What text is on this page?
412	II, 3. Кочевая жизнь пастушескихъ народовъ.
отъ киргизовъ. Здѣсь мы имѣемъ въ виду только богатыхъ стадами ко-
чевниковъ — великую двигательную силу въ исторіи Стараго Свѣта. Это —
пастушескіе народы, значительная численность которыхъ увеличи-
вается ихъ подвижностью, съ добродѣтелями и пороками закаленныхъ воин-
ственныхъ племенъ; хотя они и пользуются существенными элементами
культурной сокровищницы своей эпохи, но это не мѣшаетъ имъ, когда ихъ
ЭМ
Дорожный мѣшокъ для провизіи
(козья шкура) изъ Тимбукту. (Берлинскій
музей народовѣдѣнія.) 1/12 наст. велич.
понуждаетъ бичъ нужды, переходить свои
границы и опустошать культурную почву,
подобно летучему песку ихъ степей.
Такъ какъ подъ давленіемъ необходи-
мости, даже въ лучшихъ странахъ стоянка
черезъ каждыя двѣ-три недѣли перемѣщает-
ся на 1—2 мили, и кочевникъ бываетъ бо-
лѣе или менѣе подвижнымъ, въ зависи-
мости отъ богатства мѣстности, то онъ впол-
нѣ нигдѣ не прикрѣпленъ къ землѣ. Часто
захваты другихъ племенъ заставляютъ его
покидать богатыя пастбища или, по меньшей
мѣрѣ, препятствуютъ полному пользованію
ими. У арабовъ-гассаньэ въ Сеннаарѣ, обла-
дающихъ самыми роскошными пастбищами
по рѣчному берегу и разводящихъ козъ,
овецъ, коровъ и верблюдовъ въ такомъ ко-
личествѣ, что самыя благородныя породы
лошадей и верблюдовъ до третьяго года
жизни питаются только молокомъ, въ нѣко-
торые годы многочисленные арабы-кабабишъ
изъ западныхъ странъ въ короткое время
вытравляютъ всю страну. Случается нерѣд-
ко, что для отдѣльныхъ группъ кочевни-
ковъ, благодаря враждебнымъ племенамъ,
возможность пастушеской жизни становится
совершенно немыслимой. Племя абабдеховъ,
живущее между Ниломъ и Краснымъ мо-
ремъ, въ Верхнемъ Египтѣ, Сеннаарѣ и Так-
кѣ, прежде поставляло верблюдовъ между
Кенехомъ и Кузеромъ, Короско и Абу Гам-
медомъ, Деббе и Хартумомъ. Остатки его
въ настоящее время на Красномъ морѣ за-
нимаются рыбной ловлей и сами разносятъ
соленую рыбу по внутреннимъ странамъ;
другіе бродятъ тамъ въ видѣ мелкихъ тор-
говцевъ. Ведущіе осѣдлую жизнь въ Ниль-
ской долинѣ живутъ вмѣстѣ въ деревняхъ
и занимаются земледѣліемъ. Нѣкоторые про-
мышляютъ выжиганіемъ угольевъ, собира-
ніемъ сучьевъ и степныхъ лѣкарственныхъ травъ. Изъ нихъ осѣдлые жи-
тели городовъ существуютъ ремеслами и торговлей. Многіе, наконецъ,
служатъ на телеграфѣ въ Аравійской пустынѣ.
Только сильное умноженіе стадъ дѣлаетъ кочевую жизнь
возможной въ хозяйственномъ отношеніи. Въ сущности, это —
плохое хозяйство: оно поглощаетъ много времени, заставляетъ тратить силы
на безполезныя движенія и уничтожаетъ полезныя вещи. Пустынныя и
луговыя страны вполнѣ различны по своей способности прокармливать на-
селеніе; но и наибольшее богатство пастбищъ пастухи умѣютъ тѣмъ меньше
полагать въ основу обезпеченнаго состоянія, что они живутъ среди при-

WHAT IS REQUIRED:
List the lines of the entries that include "живутъ".

SOLVED PROBLEM:
ской долинѣ живутъ вмѣстѣ въ деревняхъ
полагать въ основу обезпеченнаго состоянія, что они живутъ среди при-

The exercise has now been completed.